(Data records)
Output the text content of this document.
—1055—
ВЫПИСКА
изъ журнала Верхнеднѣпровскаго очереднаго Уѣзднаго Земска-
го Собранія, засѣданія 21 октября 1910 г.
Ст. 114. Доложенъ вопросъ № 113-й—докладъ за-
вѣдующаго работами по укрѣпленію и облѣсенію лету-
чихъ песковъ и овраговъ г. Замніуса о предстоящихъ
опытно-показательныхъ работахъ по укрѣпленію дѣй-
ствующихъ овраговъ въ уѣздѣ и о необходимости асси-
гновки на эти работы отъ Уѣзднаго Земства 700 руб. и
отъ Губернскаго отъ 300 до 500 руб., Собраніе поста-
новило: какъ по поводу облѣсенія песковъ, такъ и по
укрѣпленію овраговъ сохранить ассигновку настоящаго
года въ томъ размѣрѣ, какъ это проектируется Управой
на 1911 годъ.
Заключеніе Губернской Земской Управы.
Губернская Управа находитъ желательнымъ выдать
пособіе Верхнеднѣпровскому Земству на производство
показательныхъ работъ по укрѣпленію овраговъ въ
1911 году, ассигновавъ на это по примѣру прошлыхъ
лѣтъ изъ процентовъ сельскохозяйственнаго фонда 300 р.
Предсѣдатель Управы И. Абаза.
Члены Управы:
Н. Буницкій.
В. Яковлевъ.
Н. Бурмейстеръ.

What this task involves → Return, from the data, each line that has the word "Управы" in it.

Final result →
Заключеніе Губернской Земской Управы.
Предсѣдатель Управы И. Абаза.
Члены Управы:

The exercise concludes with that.